How many lines in the records below contain the word "unit"? Give only the number.
:: RECORDS FOR THIS TASK ::
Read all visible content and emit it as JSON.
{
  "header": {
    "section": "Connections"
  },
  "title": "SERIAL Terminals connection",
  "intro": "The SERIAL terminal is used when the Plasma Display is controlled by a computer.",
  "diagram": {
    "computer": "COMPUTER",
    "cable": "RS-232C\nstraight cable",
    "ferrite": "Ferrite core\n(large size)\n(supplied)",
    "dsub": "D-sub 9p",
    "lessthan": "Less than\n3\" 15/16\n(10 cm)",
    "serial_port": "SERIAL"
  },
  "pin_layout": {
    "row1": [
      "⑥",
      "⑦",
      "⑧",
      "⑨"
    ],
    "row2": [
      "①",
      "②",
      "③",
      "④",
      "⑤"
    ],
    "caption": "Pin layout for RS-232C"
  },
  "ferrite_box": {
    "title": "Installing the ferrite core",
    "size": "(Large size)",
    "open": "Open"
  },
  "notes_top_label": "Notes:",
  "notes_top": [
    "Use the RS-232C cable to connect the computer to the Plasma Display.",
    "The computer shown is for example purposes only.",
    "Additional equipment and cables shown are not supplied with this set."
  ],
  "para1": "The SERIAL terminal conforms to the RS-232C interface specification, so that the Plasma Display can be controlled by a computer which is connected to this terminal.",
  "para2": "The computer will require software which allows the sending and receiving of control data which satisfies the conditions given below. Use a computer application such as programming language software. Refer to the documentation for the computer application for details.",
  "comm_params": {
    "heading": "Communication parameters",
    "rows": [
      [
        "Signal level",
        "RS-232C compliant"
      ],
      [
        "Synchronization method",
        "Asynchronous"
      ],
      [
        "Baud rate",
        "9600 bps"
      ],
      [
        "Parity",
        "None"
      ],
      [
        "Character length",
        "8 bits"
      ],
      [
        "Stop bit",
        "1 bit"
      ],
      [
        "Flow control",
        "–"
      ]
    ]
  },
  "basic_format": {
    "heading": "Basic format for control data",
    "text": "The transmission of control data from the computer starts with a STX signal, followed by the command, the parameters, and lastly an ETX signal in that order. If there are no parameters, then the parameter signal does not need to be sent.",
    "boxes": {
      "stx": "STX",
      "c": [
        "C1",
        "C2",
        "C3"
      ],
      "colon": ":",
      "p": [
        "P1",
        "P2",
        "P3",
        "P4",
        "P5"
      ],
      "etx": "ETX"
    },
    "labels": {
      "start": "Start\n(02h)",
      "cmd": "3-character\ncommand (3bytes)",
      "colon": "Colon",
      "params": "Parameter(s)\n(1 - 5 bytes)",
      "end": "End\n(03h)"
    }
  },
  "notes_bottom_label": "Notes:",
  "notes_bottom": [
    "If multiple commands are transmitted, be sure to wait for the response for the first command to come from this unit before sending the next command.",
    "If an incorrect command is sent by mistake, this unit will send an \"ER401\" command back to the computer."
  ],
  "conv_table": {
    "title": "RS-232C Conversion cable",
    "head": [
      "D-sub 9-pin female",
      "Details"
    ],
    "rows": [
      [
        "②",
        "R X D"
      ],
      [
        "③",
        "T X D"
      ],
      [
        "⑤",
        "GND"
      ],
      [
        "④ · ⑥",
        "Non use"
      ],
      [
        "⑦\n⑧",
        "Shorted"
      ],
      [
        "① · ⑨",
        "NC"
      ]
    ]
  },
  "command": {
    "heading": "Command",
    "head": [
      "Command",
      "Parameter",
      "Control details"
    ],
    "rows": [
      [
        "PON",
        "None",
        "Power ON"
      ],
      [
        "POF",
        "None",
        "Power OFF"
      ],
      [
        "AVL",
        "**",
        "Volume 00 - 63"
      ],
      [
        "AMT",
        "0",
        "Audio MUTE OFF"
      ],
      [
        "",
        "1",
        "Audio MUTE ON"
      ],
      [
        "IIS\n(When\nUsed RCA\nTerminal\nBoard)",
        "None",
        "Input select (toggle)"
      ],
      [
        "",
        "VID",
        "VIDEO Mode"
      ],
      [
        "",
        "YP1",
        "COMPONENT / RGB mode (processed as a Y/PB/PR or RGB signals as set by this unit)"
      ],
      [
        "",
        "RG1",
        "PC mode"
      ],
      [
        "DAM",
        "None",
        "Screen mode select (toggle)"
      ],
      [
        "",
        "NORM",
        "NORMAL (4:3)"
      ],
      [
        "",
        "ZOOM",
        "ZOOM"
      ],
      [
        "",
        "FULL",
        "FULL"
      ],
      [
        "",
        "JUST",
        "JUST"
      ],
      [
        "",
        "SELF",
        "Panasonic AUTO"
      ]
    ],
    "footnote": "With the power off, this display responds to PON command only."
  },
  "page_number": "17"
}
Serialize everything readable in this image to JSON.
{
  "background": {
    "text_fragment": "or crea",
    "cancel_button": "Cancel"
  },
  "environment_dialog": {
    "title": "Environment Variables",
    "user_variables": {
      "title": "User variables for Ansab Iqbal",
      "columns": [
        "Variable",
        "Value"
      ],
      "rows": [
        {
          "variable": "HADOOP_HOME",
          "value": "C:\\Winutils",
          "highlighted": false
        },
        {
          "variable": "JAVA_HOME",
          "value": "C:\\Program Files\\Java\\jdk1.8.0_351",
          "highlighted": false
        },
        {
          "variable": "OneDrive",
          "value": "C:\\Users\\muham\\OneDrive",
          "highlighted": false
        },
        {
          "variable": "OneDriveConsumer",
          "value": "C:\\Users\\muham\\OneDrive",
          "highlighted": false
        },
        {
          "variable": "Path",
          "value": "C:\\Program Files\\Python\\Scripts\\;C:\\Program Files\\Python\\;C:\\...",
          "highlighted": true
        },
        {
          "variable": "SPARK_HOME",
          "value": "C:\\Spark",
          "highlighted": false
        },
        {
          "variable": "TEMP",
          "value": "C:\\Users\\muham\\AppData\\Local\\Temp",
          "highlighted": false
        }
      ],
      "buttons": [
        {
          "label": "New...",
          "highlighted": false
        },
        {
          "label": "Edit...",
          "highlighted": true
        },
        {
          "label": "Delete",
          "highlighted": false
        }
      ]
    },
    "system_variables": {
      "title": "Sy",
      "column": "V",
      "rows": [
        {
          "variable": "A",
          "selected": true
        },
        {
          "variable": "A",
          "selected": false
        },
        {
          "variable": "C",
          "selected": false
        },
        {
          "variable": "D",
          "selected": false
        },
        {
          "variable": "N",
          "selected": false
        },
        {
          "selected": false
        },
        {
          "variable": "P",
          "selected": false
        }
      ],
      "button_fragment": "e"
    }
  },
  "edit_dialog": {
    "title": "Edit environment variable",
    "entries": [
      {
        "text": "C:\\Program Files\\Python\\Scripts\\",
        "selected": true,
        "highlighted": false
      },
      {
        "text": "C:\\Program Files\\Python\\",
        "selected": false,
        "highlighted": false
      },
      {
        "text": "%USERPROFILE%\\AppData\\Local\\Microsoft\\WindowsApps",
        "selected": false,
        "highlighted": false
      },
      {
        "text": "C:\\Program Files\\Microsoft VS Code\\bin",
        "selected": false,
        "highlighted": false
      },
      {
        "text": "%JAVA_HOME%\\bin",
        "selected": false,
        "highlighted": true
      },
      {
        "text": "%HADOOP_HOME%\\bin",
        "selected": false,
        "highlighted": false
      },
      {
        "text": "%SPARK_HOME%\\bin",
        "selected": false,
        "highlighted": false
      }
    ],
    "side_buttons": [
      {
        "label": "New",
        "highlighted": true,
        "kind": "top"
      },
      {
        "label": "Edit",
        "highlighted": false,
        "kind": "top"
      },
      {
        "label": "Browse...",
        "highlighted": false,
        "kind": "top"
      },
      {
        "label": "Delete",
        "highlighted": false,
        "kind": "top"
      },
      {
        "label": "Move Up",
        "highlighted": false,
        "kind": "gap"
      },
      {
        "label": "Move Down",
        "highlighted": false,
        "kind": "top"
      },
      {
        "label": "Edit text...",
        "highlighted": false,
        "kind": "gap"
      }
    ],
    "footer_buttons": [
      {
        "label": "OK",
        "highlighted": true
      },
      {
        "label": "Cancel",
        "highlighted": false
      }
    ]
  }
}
:::
## RESULT BELOW
3